**Task goal:**
Please transcribe every record below exactly, leaving out the pictures.

Page content records:
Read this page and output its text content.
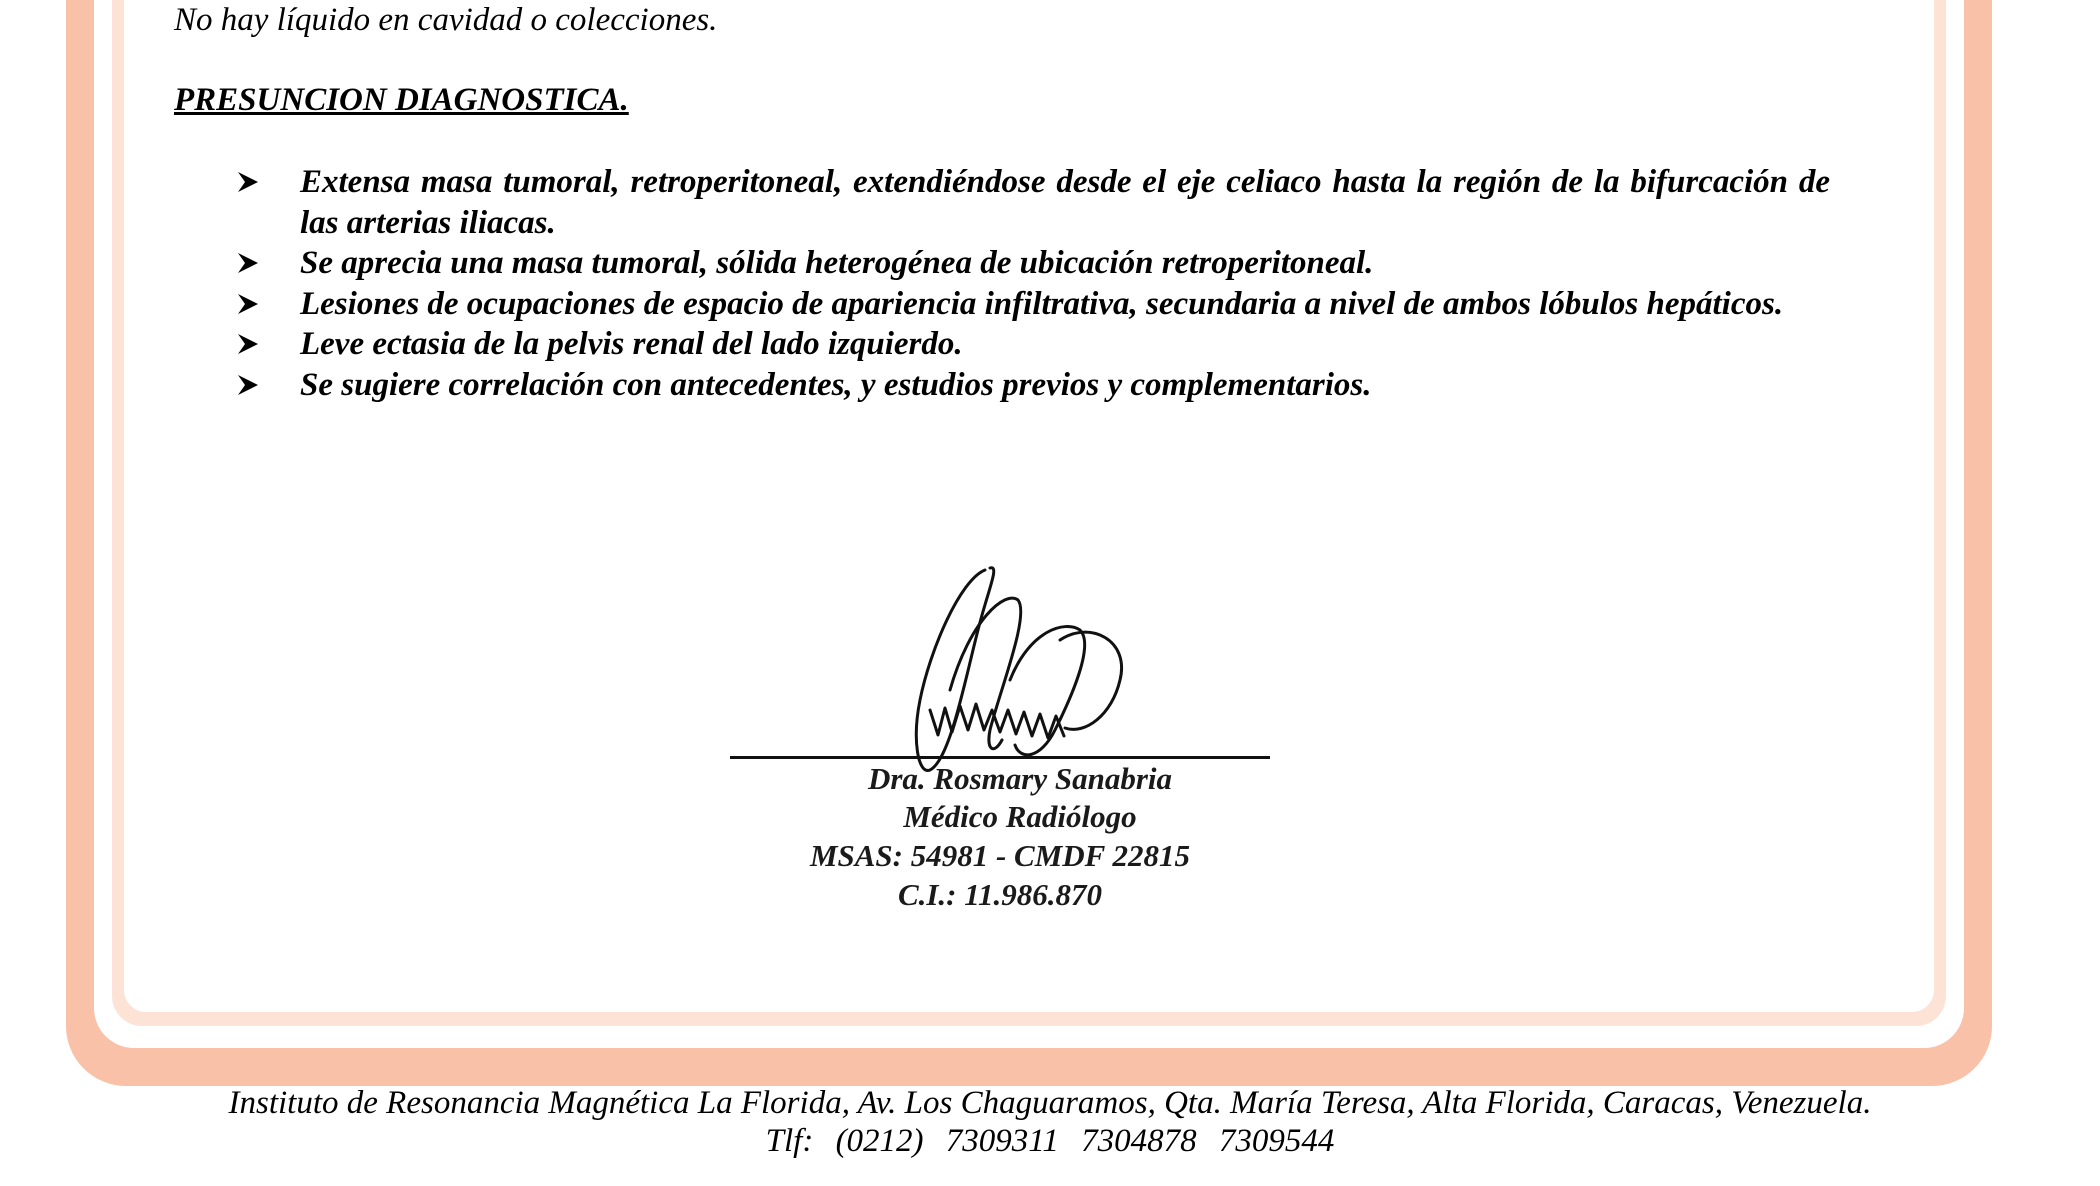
No hay líquido en cavidad o colecciones.
PRESUNCION DIAGNOSTICA.
Extensa masa tumoral, retroperitoneal, extendiéndose desde el eje celiaco hasta la región de la bifurcación de las arterias iliacas.
Se aprecia una masa tumoral, sólida heterogénea de ubicación retroperitoneal.
Lesiones de ocupaciones de espacio de apariencia infiltrativa, secundaria a nivel de ambos lóbulos hepáticos.
Leve ectasia de la pelvis renal del lado izquierdo.
Se sugiere correlación con antecedentes, y estudios previos y complementarios.
Dra. Rosmary Sanabria
Médico Radiólogo
MSAS: 54981 - CMDF 22815
C.I.: 11.986.870
Instituto de Resonancia Magnética La Florida, Av. Los Chaguaramos, Qta. María Teresa, Alta Florida, Caracas, Venezuela.
Tlf: (0212) 7309311 7304878 7309544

**Task response:**
Read this page and output its text content.
No hay líquido en cavidad o colecciones.
PRESUNCION DIAGNOSTICA.
Extensa masa tumoral, retroperitoneal, extendiéndose desde el eje celiaco hasta la región de la bifurcación de las arterias iliacas.
Se aprecia una masa tumoral, sólida heterogénea de ubicación retroperitoneal.
Lesiones de ocupaciones de espacio de apariencia infiltrativa, secundaria a nivel de ambos lóbulos hepáticos.
Leve ectasia de la pelvis renal del lado izquierdo.
Se sugiere correlación con antecedentes, y estudios previos y complementarios.
Dra. Rosmary Sanabria
Médico Radiólogo
MSAS: 54981 - CMDF 22815
C.I.: 11.986.870
Instituto de Resonancia Magnética La Florida, Av. Los Chaguaramos, Qta. María Teresa, Alta Florida, Caracas, Venezuela.
Tlf: (0212) 7309311 7304878 7309544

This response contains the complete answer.